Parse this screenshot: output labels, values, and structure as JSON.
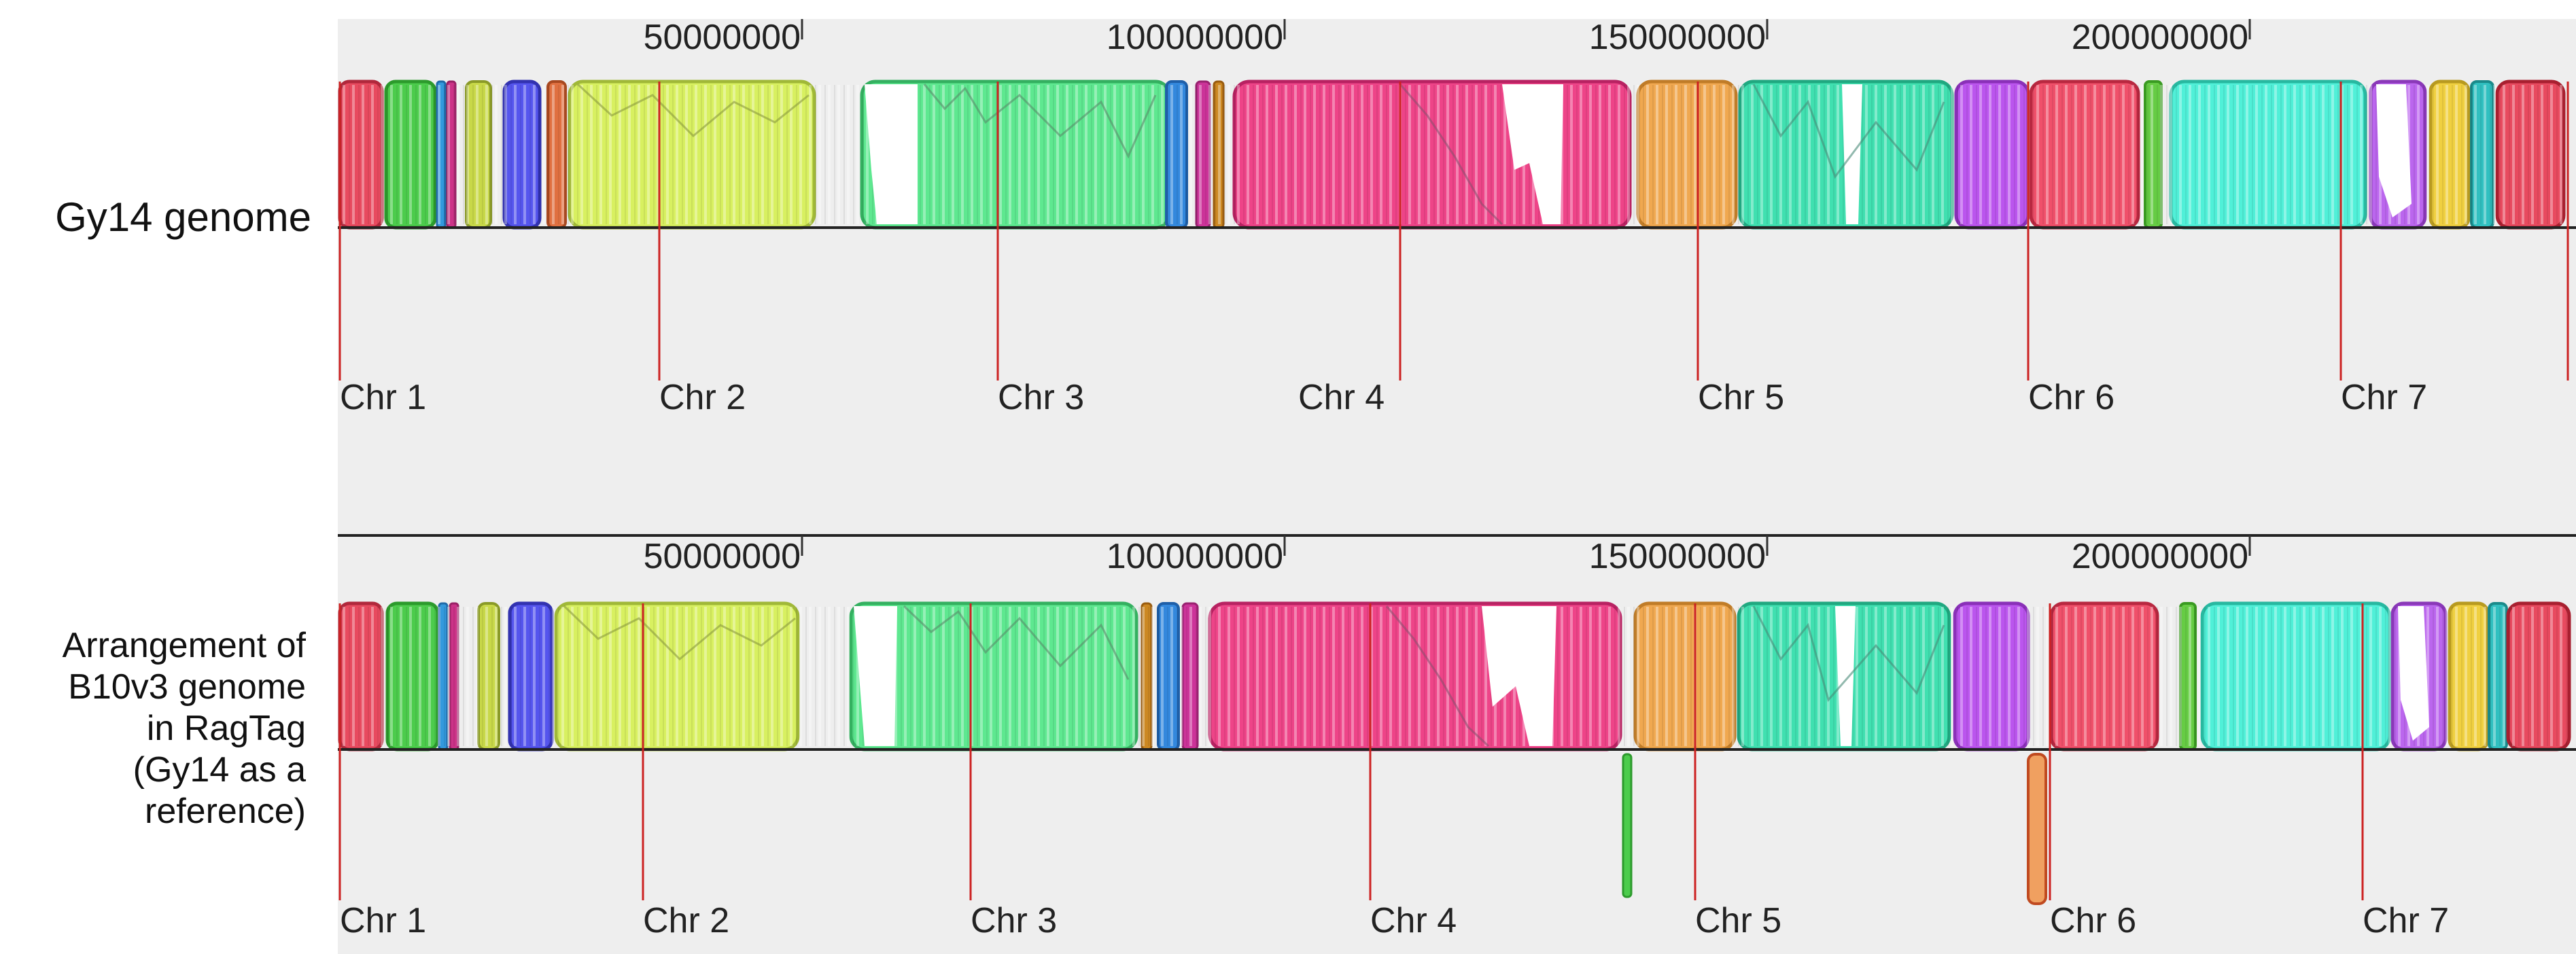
{
  "tracks": [
    {
      "label": "Gy14 genome",
      "ticks": [
        "50000000",
        "100000000",
        "150000000",
        "200000000"
      ],
      "chromosomes": [
        "Chr 1",
        "Chr 2",
        "Chr 3",
        "Chr 4",
        "Chr 5",
        "Chr 6",
        "Chr 7"
      ]
    },
    {
      "label_lines": [
        "Arrangement of",
        "B10v3 genome",
        "in RagTag",
        "(Gy14 as a",
        "reference)"
      ],
      "ticks": [
        "50000000",
        "100000000",
        "150000000",
        "200000000"
      ],
      "chromosomes": [
        "Chr 1",
        "Chr 2",
        "Chr 3",
        "Chr 4",
        "Chr 5",
        "Chr 6",
        "Chr 7"
      ]
    }
  ],
  "colors": {
    "panel_bg": "#eeeeee",
    "boundary": "#cc2222",
    "red": "#e84a5f",
    "green": "#4ccc4c",
    "lime": "#d8f060",
    "mint": "#5ee890",
    "blue": "#5555ee",
    "pink": "#ee4488",
    "orange": "#f0a850",
    "teal": "#40e0b0",
    "cyan": "#50f0d8",
    "purple": "#bb55ee",
    "yellow": "#f0d040"
  }
}
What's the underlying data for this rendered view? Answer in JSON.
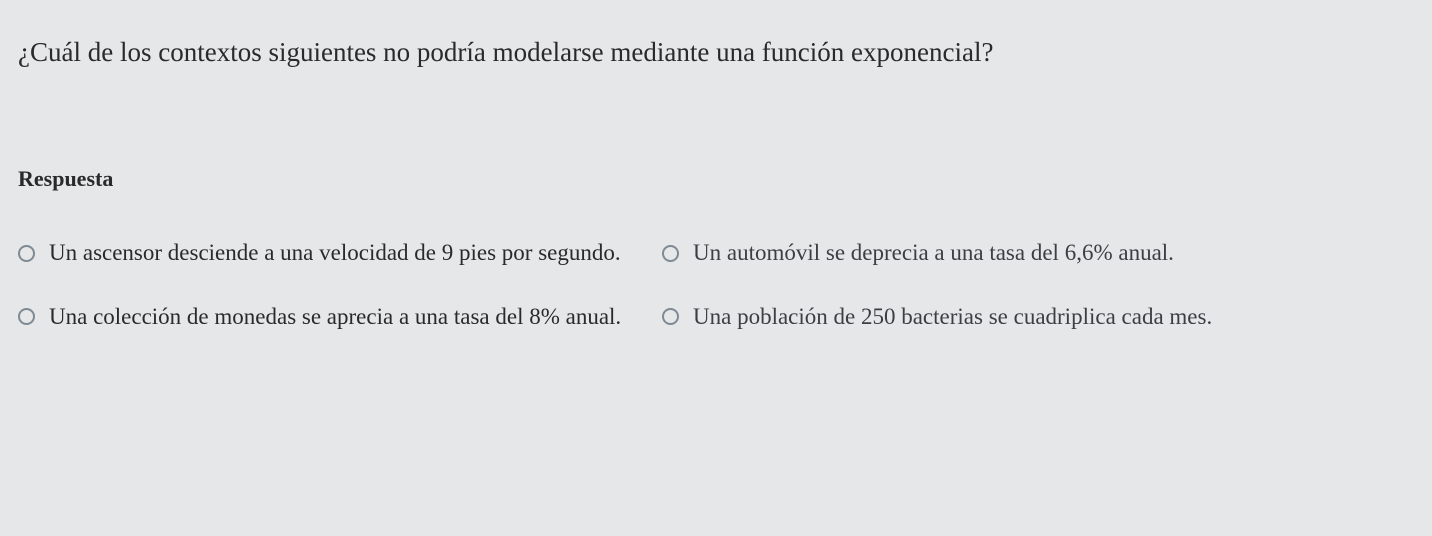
{
  "question": {
    "text": "¿Cuál de los contextos siguientes no podría modelarse mediante una función exponencial?"
  },
  "answer_heading": "Respuesta",
  "options": {
    "a": "Un ascensor desciende a una velocidad de 9 pies por segundo.",
    "b": "Un automóvil se deprecia a una tasa del 6,6% anual.",
    "c": "Una colección de monedas se aprecia a una tasa del 8% anual.",
    "d": "Una población de 250 bacterias se cuadriplica cada mes."
  },
  "colors": {
    "background": "#e5e7e9",
    "text": "#2a2a2a",
    "radio_border": "#7f8a93"
  },
  "typography": {
    "family": "Georgia, Times New Roman, serif",
    "question_fontsize": 27,
    "heading_fontsize": 22,
    "option_fontsize": 23
  }
}
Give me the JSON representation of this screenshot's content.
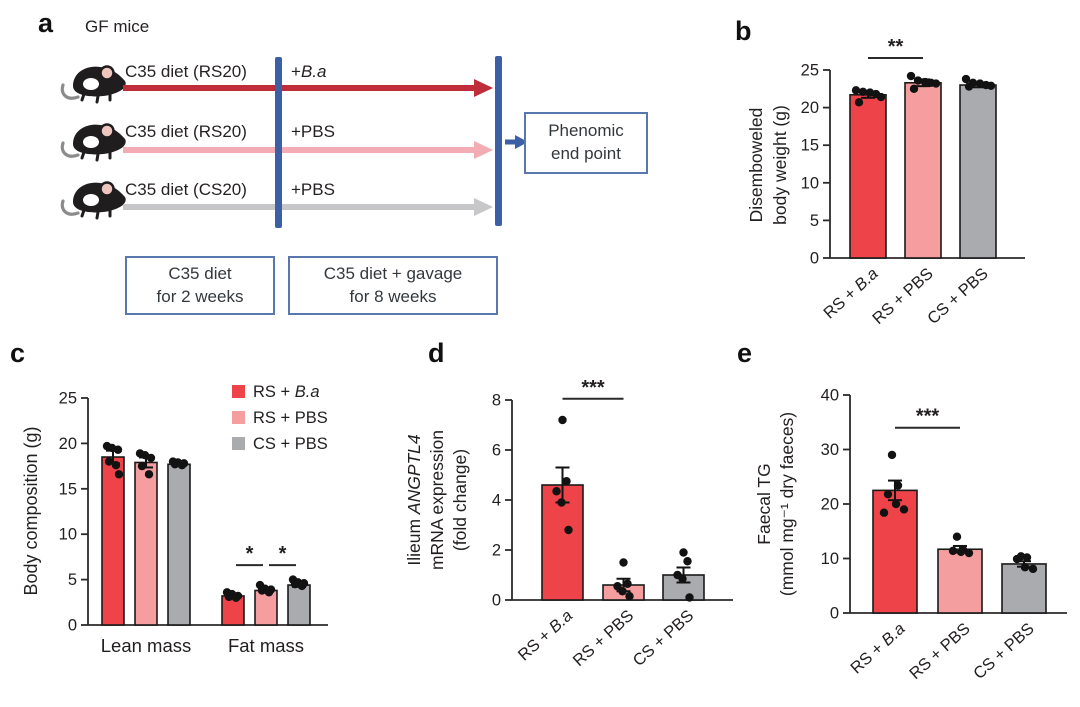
{
  "figure_background": "#ffffff",
  "colors": {
    "bar_red": "#ee4348",
    "bar_pink": "#f59e9f",
    "bar_gray": "#aaabaf",
    "arrow_red": "#bf2c3a",
    "arrow_pink": "#f3acb4",
    "arrow_gray": "#c7c7c9",
    "timeline_blue": "#3c5fa6",
    "box_border_blue": "#5878ad",
    "dot_black": "#121212",
    "axis_dark": "#2b2a2a"
  },
  "panels": {
    "a": {
      "label": "a",
      "group_title": "GF mice",
      "timeline_rows": [
        {
          "diet": "C35 diet (RS20)",
          "treatment": "+B.a",
          "arrow_color": "#bf2c3a"
        },
        {
          "diet": "C35 diet (RS20)",
          "treatment": "+PBS",
          "arrow_color": "#f3acb4"
        },
        {
          "diet": "C35 diet (CS20)",
          "treatment": "+PBS",
          "arrow_color": "#c7c7c9"
        }
      ],
      "endpoint_box": {
        "line1": "Phenomic",
        "line2": "end point"
      },
      "phase_box_1": {
        "line1": "C35 diet",
        "line2": "for 2 weeks"
      },
      "phase_box_2": {
        "line1": "C35 diet + gavage",
        "line2": "for 8 weeks"
      }
    },
    "b": {
      "label": "b"
    },
    "c": {
      "label": "c"
    },
    "d": {
      "label": "d"
    },
    "e": {
      "label": "e"
    }
  },
  "chart_data": [
    {
      "panel": "b",
      "type": "bar",
      "ylabel": [
        "Disemboweled",
        "body weight (g)"
      ],
      "ylim": [
        0,
        25
      ],
      "yticks": [
        0,
        5,
        10,
        15,
        20,
        25
      ],
      "categories": [
        "RS + B.a",
        "RS + PBS",
        "CS + PBS"
      ],
      "bar_colors": [
        "#ee4348",
        "#f59e9f",
        "#aaabaf"
      ],
      "values": [
        21.7,
        23.3,
        23.0
      ],
      "errors": [
        0.4,
        0.45,
        0.3
      ],
      "points": [
        [
          22.3,
          22.1,
          22.0,
          21.8,
          21.4,
          20.7
        ],
        [
          24.2,
          23.6,
          23.4,
          23.3,
          23.2,
          22.5
        ],
        [
          23.8,
          23.3,
          23.2,
          23.0,
          22.9,
          22.8
        ]
      ],
      "significance": [
        {
          "between": [
            0,
            1
          ],
          "label": "**",
          "y": 26.6
        }
      ]
    },
    {
      "panel": "c",
      "type": "grouped_bar",
      "ylabel": [
        "Body composition (g)"
      ],
      "ylim": [
        0,
        25
      ],
      "yticks": [
        0,
        5,
        10,
        15,
        20,
        25
      ],
      "groups": [
        "Lean mass",
        "Fat mass"
      ],
      "series": [
        {
          "name": "RS + B.a",
          "color": "#ee4348",
          "values": [
            18.5,
            3.2
          ],
          "errors": [
            0.7,
            0.2
          ],
          "points": [
            [
              19.7,
              19.5,
              19.3,
              18.0,
              17.6,
              16.6
            ],
            [
              3.6,
              3.4,
              3.2,
              3.1,
              3.0
            ]
          ]
        },
        {
          "name": "RS + PBS",
          "color": "#f59e9f",
          "values": [
            17.9,
            3.8
          ],
          "errors": [
            0.55,
            0.2
          ],
          "points": [
            [
              18.9,
              18.7,
              18.4,
              17.5,
              16.6
            ],
            [
              4.4,
              4.0,
              3.9,
              3.8,
              3.6
            ]
          ]
        },
        {
          "name": "CS + PBS",
          "color": "#aaabaf",
          "values": [
            17.7,
            4.4
          ],
          "errors": [
            0.15,
            0.2
          ],
          "points": [
            [
              18.0,
              17.9,
              17.8,
              17.7,
              17.6
            ],
            [
              5.0,
              4.7,
              4.6,
              4.5,
              4.3
            ]
          ]
        }
      ],
      "significance": [
        {
          "group": 1,
          "between": [
            0,
            1
          ],
          "label": "*",
          "y": 6.6
        },
        {
          "group": 1,
          "between": [
            1,
            2
          ],
          "label": "*",
          "y": 6.6
        }
      ]
    },
    {
      "panel": "d",
      "type": "bar",
      "ylabel": [
        "Ilieum ANGPTL4",
        "mRNA expression",
        "(fold change)"
      ],
      "ylim": [
        0,
        8
      ],
      "yticks": [
        0,
        2,
        4,
        6,
        8
      ],
      "categories": [
        "RS + B.a",
        "RS + PBS",
        "CS + PBS"
      ],
      "bar_colors": [
        "#ee4348",
        "#f59e9f",
        "#aaabaf"
      ],
      "values": [
        4.6,
        0.6,
        1.0
      ],
      "errors": [
        0.7,
        0.25,
        0.3
      ],
      "points": [
        [
          7.2,
          4.75,
          4.35,
          3.9,
          2.8
        ],
        [
          1.5,
          0.65,
          0.55,
          0.35,
          0.15
        ],
        [
          1.9,
          1.55,
          1.0,
          0.85,
          0.1
        ]
      ],
      "significance": [
        {
          "between": [
            0,
            1
          ],
          "label": "***",
          "y": 8.05
        }
      ]
    },
    {
      "panel": "e",
      "type": "bar",
      "ylabel": [
        "Faecal TG",
        "(mmol mg⁻¹ dry faeces)"
      ],
      "ylim": [
        0,
        40
      ],
      "yticks": [
        0,
        10,
        20,
        30,
        40
      ],
      "categories": [
        "RS + B.a",
        "RS + PBS",
        "CS + PBS"
      ],
      "bar_colors": [
        "#ee4348",
        "#f59e9f",
        "#aaabaf"
      ],
      "values": [
        22.5,
        11.7,
        9.0
      ],
      "errors": [
        1.8,
        0.6,
        0.5
      ],
      "points": [
        [
          29.0,
          23.4,
          21.8,
          20.0,
          19.0,
          18.4
        ],
        [
          14.0,
          11.6,
          11.4,
          11.2,
          11.0
        ],
        [
          10.4,
          10.2,
          9.9,
          8.4,
          8.1
        ]
      ],
      "significance": [
        {
          "between": [
            0,
            1
          ],
          "label": "***",
          "y": 34.0
        }
      ]
    }
  ]
}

Problem to solve
From the records above, count how many lines hold the string "screenshot", then give only that number.

Answer box
2